Exercise instructions: Extract all of the entries and set them down verbatim.

■ ■ ■ ■ ■

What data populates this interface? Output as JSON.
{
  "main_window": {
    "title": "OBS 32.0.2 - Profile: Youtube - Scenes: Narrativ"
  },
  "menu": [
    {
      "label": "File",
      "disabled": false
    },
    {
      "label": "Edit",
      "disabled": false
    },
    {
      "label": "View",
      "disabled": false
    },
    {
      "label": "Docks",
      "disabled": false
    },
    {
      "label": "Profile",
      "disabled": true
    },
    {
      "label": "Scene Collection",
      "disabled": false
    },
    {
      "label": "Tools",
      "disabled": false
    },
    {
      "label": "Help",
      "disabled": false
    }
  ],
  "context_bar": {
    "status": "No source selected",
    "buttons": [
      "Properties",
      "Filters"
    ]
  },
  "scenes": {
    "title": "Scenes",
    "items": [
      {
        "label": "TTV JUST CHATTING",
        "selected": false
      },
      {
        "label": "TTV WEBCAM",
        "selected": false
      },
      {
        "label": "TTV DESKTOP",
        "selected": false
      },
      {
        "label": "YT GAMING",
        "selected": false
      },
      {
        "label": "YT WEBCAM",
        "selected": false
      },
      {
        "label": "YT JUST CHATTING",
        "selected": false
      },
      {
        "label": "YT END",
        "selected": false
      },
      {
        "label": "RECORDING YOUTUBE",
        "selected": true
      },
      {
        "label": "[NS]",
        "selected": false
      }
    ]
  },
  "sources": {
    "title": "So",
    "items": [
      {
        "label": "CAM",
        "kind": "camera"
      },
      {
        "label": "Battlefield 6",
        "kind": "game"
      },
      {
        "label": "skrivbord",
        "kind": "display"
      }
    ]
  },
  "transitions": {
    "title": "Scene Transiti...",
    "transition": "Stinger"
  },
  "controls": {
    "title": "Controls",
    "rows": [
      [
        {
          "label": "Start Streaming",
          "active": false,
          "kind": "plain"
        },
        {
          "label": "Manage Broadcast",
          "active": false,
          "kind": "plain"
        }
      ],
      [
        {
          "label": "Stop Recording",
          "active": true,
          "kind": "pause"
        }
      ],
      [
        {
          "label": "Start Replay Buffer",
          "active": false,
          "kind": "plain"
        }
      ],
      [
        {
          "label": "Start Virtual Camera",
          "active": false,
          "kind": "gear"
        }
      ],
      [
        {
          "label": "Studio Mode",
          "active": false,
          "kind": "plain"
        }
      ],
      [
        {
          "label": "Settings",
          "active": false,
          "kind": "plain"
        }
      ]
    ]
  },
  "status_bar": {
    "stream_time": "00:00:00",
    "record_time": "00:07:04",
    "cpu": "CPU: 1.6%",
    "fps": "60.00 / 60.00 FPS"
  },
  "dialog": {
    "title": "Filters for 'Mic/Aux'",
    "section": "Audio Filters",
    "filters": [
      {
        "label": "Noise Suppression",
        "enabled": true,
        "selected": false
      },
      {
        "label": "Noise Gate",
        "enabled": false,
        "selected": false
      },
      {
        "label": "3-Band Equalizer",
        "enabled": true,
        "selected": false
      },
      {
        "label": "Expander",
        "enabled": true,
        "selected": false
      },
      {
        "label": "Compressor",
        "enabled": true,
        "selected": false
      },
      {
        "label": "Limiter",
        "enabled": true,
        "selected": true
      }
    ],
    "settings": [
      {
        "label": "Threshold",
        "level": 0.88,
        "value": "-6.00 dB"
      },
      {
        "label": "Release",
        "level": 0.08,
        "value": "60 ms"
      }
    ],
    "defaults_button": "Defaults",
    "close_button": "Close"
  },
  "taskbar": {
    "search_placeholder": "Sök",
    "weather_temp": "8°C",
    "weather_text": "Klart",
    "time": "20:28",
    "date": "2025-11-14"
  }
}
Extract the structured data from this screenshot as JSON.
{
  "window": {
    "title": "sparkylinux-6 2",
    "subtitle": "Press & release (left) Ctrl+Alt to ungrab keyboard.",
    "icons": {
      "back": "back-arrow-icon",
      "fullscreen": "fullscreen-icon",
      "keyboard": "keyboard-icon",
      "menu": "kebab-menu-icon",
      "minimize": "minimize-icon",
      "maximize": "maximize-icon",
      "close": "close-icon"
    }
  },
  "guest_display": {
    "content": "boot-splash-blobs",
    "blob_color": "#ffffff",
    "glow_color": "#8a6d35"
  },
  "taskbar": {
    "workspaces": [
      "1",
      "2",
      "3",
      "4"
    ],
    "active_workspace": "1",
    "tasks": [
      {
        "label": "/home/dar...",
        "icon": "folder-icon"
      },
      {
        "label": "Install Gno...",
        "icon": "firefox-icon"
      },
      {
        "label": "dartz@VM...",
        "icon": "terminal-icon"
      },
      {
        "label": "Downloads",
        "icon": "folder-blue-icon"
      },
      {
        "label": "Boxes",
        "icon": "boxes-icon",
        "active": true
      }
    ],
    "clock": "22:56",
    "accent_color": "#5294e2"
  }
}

■ ■ ■ ■ ■

Answer to this problem:
What data populates this interface? Output as JSON.
{
  "main_window": {
    "title": "OBS 32.0.2 - Profile: Youtube - Scenes: Narrativ"
  },
  "menu": [
    {
      "label": "File",
      "disabled": false
    },
    {
      "label": "Edit",
      "disabled": false
    },
    {
      "label": "View",
      "disabled": false
    },
    {
      "label": "Docks",
      "disabled": false
    },
    {
      "label": "Profile",
      "disabled": true
    },
    {
      "label": "Scene Collection",
      "disabled": false
    },
    {
      "label": "Tools",
      "disabled": false
    },
    {
      "label": "Help",
      "disabled": false
    }
  ],
  "context_bar": {
    "status": "No source selected",
    "buttons": [
      "Properties",
      "Filters"
    ]
  },
  "scenes": {
    "title": "Scenes",
    "items": [
      {
        "label": "TTV JUST CHATTING",
        "selected": false
      },
      {
        "label": "TTV WEBCAM",
        "selected": false
      },
      {
        "label": "TTV DESKTOP",
        "selected": false
      },
      {
        "label": "YT GAMING",
        "selected": false
      },
      {
        "label": "YT WEBCAM",
        "selected": false
      },
      {
        "label": "YT JUST CHATTING",
        "selected": false
      },
      {
        "label": "YT END",
        "selected": false
      },
      {
        "label": "RECORDING YOUTUBE",
        "selected": true
      },
      {
        "label": "[NS]",
        "selected": false
      }
    ]
  },
  "sources": {
    "title": "So",
    "items": [
      {
        "label": "CAM",
        "kind": "camera"
      },
      {
        "label": "Battlefield 6",
        "kind": "game"
      },
      {
        "label": "skrivbord",
        "kind": "display"
      }
    ]
  },
  "transitions": {
    "title": "Scene Transiti...",
    "transition": "Stinger"
  },
  "controls": {
    "title": "Controls",
    "rows": [
      [
        {
          "label": "Start Streaming",
          "active": false,
          "kind": "plain"
        },
        {
          "label": "Manage Broadcast",
          "active": false,
          "kind": "plain"
        }
      ],
      [
        {
          "label": "Stop Recording",
          "active": true,
          "kind": "pause"
        }
      ],
      [
        {
          "label": "Start Replay Buffer",
          "active": false,
          "kind": "plain"
        }
      ],
      [
        {
          "label": "Start Virtual Camera",
          "active": false,
          "kind": "gear"
        }
      ],
      [
        {
          "label": "Studio Mode",
          "active": false,
          "kind": "plain"
        }
      ],
      [
        {
          "label": "Settings",
          "active": false,
          "kind": "plain"
        }
      ]
    ]
  },
  "status_bar": {
    "stream_time": "00:00:00",
    "record_time": "00:07:04",
    "cpu": "CPU: 1.6%",
    "fps": "60.00 / 60.00 FPS"
  },
  "dialog": {
    "title": "Filters for 'Mic/Aux'",
    "section": "Audio Filters",
    "filters": [
      {
        "label": "Noise Suppression",
        "enabled": true,
        "selected": false
      },
      {
        "label": "Noise Gate",
        "enabled": false,
        "selected": false
      },
      {
        "label": "3-Band Equalizer",
        "enabled": true,
        "selected": false
      },
      {
        "label": "Expander",
        "enabled": true,
        "selected": false
      },
      {
        "label": "Compressor",
        "enabled": true,
        "selected": false
      },
      {
        "label": "Limiter",
        "enabled": true,
        "selected": true
      }
    ],
    "settings": [
      {
        "label": "Threshold",
        "level": 0.88,
        "value": "-6.00 dB"
      },
      {
        "label": "Release",
        "level": 0.08,
        "value": "60 ms"
      }
    ],
    "defaults_button": "Defaults",
    "close_button": "Close"
  },
  "taskbar": {
    "search_placeholder": "Sök",
    "weather_temp": "8°C",
    "weather_text": "Klart",
    "time": "20:28",
    "date": "2025-11-14"
  }
}
Extract the structured data from this screenshot as JSON.
{
  "window": {
    "title": "sparkylinux-6 2",
    "subtitle": "Press & release (left) Ctrl+Alt to ungrab keyboard.",
    "icons": {
      "back": "back-arrow-icon",
      "fullscreen": "fullscreen-icon",
      "keyboard": "keyboard-icon",
      "menu": "kebab-menu-icon",
      "minimize": "minimize-icon",
      "maximize": "maximize-icon",
      "close": "close-icon"
    }
  },
  "guest_display": {
    "content": "boot-splash-blobs",
    "blob_color": "#ffffff",
    "glow_color": "#8a6d35"
  },
  "taskbar": {
    "workspaces": [
      "1",
      "2",
      "3",
      "4"
    ],
    "active_workspace": "1",
    "tasks": [
      {
        "label": "/home/dar...",
        "icon": "folder-icon"
      },
      {
        "label": "Install Gno...",
        "icon": "firefox-icon"
      },
      {
        "label": "dartz@VM...",
        "icon": "terminal-icon"
      },
      {
        "label": "Downloads",
        "icon": "folder-blue-icon"
      },
      {
        "label": "Boxes",
        "icon": "boxes-icon",
        "active": true
      }
    ],
    "clock": "22:56",
    "accent_color": "#5294e2"
  }
}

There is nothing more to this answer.